(Collected data)
----

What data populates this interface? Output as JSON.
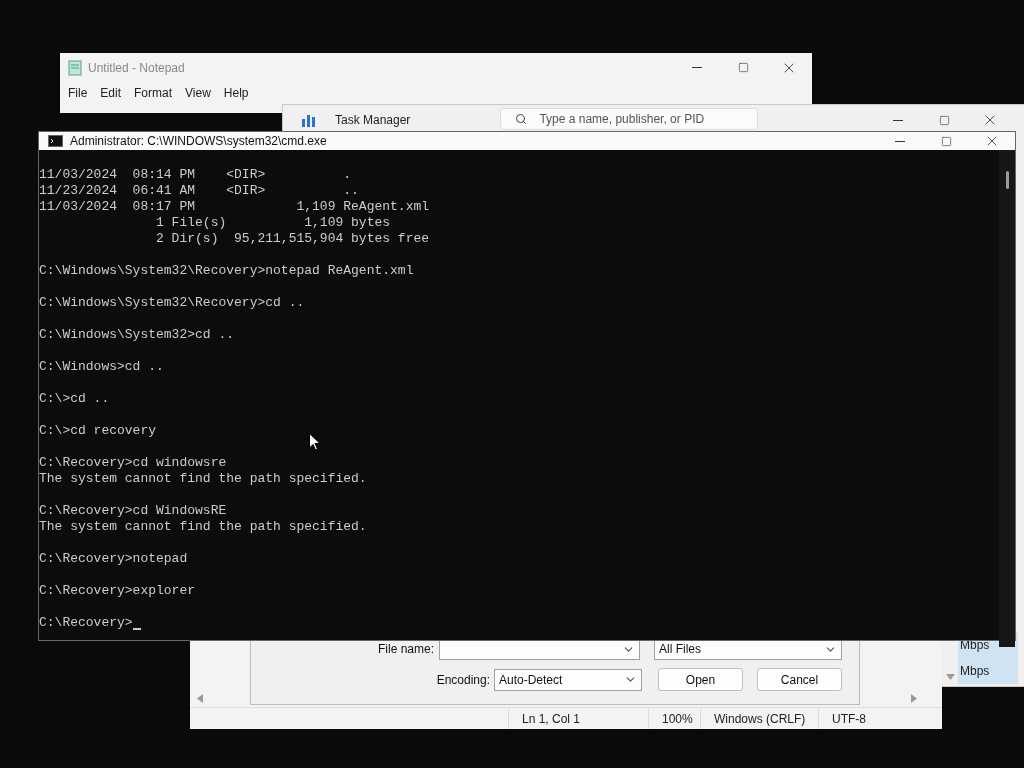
{
  "notepad": {
    "title": "Untitled - Notepad",
    "menu": [
      "File",
      "Edit",
      "Format",
      "View",
      "Help"
    ]
  },
  "task_manager": {
    "title": "Task Manager",
    "search": {
      "placeholder": "Type a name, publisher, or PID"
    },
    "network_cells": [
      "Mbps",
      "Mbps"
    ]
  },
  "cmd": {
    "title": "Administrator: C:\\WINDOWS\\system32\\cmd.exe",
    "blocks": [
      [
        "11/03/2024  08:14 PM    <DIR>          .",
        "11/23/2024  06:41 AM    <DIR>          ..",
        "11/03/2024  08:17 PM             1,109 ReAgent.xml",
        "               1 File(s)          1,109 bytes",
        "               2 Dir(s)  95,211,515,904 bytes free"
      ],
      [
        "C:\\Windows\\System32\\Recovery>notepad ReAgent.xml"
      ],
      [
        "C:\\Windows\\System32\\Recovery>cd .."
      ],
      [
        "C:\\Windows\\System32>cd .."
      ],
      [
        "C:\\Windows>cd .."
      ],
      [
        "C:\\>cd .."
      ],
      [
        "C:\\>cd recovery"
      ],
      [
        "C:\\Recovery>cd windowsre",
        "The system cannot find the path specified."
      ],
      [
        "C:\\Recovery>cd WindowsRE",
        "The system cannot find the path specified."
      ],
      [
        "C:\\Recovery>notepad"
      ],
      [
        "C:\\Recovery>explorer"
      ],
      [
        "C:\\Recovery>"
      ]
    ]
  },
  "open_dialog": {
    "file_name_label": "File name:",
    "file_type": "All Files",
    "encoding_label": "Encoding:",
    "encoding": "Auto-Detect",
    "buttons": [
      "Open",
      "Cancel"
    ]
  },
  "notepad_status_bar": [
    "Ln 1, Col 1",
    "100%",
    "Windows (CRLF)",
    "UTF-8"
  ]
}
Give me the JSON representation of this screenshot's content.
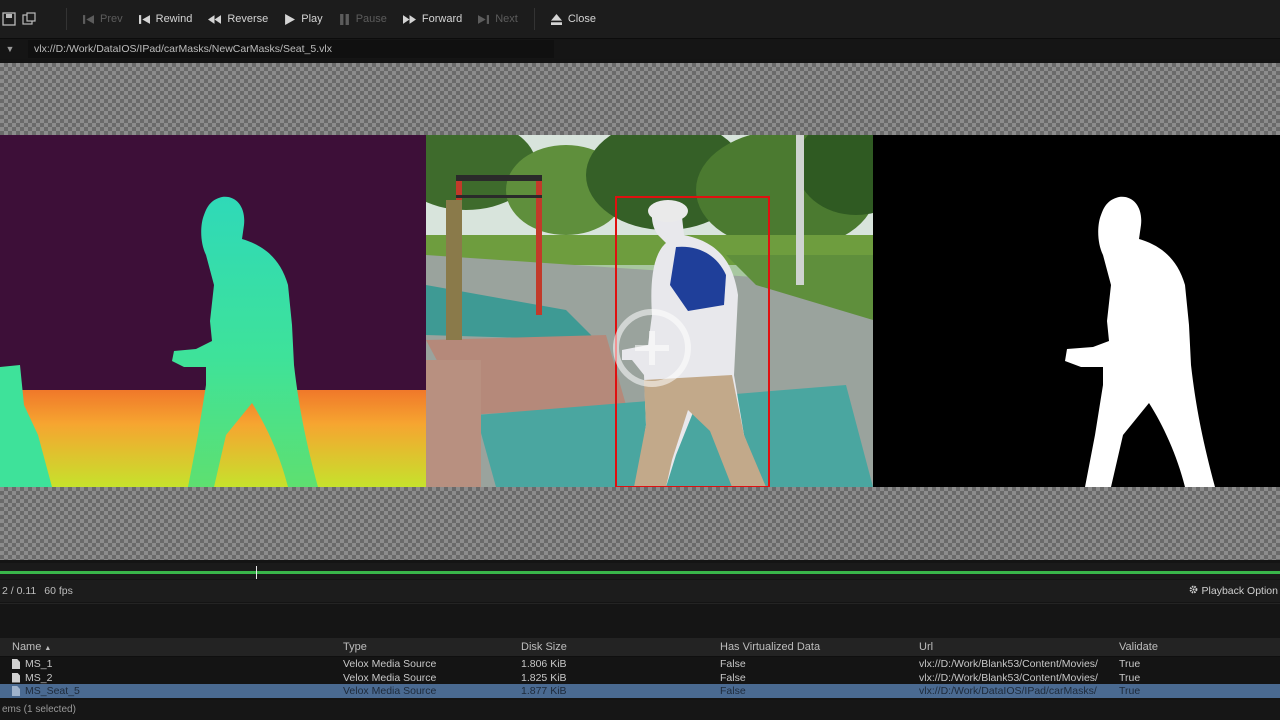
{
  "toolbar": {
    "buttons": [
      {
        "label": "Prev",
        "icon": "prev-icon",
        "enabled": false
      },
      {
        "label": "Rewind",
        "icon": "rewind-icon",
        "enabled": true
      },
      {
        "label": "Reverse",
        "icon": "reverse-icon",
        "enabled": true
      },
      {
        "label": "Play",
        "icon": "play-icon",
        "enabled": true
      },
      {
        "label": "Pause",
        "icon": "pause-icon",
        "enabled": false
      },
      {
        "label": "Forward",
        "icon": "forward-icon",
        "enabled": true
      },
      {
        "label": "Next",
        "icon": "next-icon",
        "enabled": false
      },
      {
        "label": "Close",
        "icon": "eject-icon",
        "enabled": true
      }
    ]
  },
  "media_path": "vlx://D:/Work/DataIOS/IPad/carMasks/NewCarMasks/Seat_5.vlx",
  "timeline": {
    "progress": 0.2,
    "accent_color": "#39b54a"
  },
  "status": {
    "time": "2 / 0.11",
    "fps": "60 fps",
    "playback_options": "Playback Option"
  },
  "assets_table": {
    "columns": [
      "Name",
      "Type",
      "Disk Size",
      "Has Virtualized Data",
      "Url",
      "Validate"
    ],
    "rows": [
      {
        "name": "MS_1",
        "type": "Velox Media Source",
        "disk_size": "1.806 KiB",
        "virtualized": "False",
        "url": "vlx://D:/Work/Blank53/Content/Movies/",
        "validate": "True",
        "selected": false
      },
      {
        "name": "MS_2",
        "type": "Velox Media Source",
        "disk_size": "1.825 KiB",
        "virtualized": "False",
        "url": "vlx://D:/Work/Blank53/Content/Movies/",
        "validate": "True",
        "selected": false
      },
      {
        "name": "MS_Seat_5",
        "type": "Velox Media Source",
        "disk_size": "1.877 KiB",
        "virtualized": "False",
        "url": "vlx://D:/Work/DataIOS/IPad/carMasks/",
        "validate": "True",
        "selected": true
      }
    ]
  },
  "footer_text": "ems (1 selected)",
  "colors": {
    "depth_background": "#3d0f38",
    "bbox": "#e01010",
    "selection": "#4a6a91"
  }
}
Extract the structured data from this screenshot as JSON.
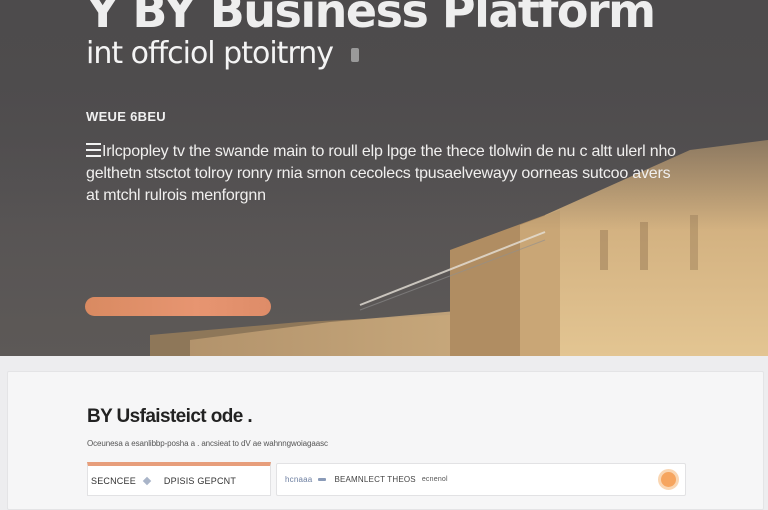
{
  "hero": {
    "title": "Y BY Business Platform",
    "subtitle": "int offciol ptoitrny",
    "eyebrow": "WEUE  6BEU",
    "description": "Irlcpopley tv the swande main to roull elp lpge the thece tlolwin de nu c altt ulerl nho gelthetn stsctot tolroy ronry rnia srnon cecolecs tpusaelvewayy oorneas sutcoo avers at mtchl rulrois menforgnn",
    "cta_label": "",
    "colors": {
      "accent": "#e58f6b",
      "background": "#4f4d4e"
    }
  },
  "panel": {
    "title": "BY Usfaisteict ode .",
    "subtitle": "Oceunesa a esanlibbp-posha a . ancsieat  to dV ae wahnngwoiagaasc",
    "tab_left": {
      "label_1": "SECNCEE",
      "icon": "diamond-icon",
      "label_2": "DPISIS GEPCNT"
    },
    "tab_right": {
      "label_1": "hcnaaa",
      "icon": "dash-icon",
      "label_2": "BEAMNLECT  THEOS",
      "label_3": "ecnenol",
      "action_icon": "orange-circle-icon"
    }
  }
}
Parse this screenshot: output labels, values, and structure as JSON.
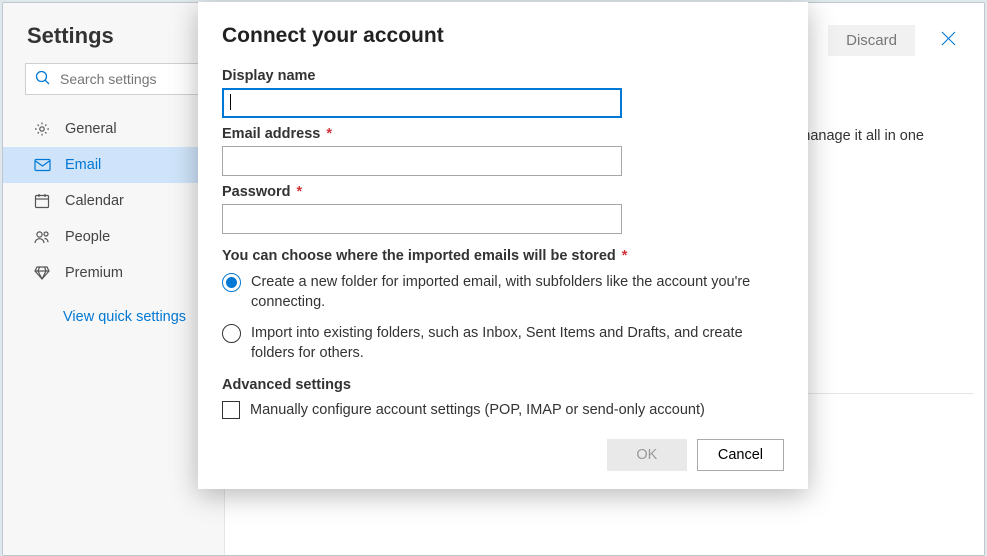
{
  "settings_title": "Settings",
  "search_placeholder": "Search settings",
  "nav": {
    "general": "General",
    "email": "Email",
    "calendar": "Calendar",
    "people": "People",
    "premium": "Premium"
  },
  "quick_settings_link": "View quick settings",
  "top_actions": {
    "discard": "Discard"
  },
  "background_text": "manage it all in one",
  "modal": {
    "title": "Connect your account",
    "display_name_label": "Display name",
    "display_name_value": "",
    "email_label": "Email address",
    "email_value": "",
    "password_label": "Password",
    "password_value": "",
    "storage_group_label": "You can choose where the imported emails will be stored",
    "radio_create": "Create a new folder for imported email, with subfolders like the account you're connecting.",
    "radio_import": "Import into existing folders, such as Inbox, Sent Items and Drafts, and create folders for others.",
    "advanced_label": "Advanced settings",
    "manual_config_label": "Manually configure account settings (POP, IMAP or send-only account)",
    "ok_label": "OK",
    "cancel_label": "Cancel",
    "storage_selected": "create",
    "manual_checked": false
  },
  "required_marker": "*"
}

----

Copy out every line in the listing where the word "bytes" appears.

- ANSWER BELOW
        "               1 File(s)          1,109 bytes",
        "               2 Dir(s)  95,211,515,904 bytes free"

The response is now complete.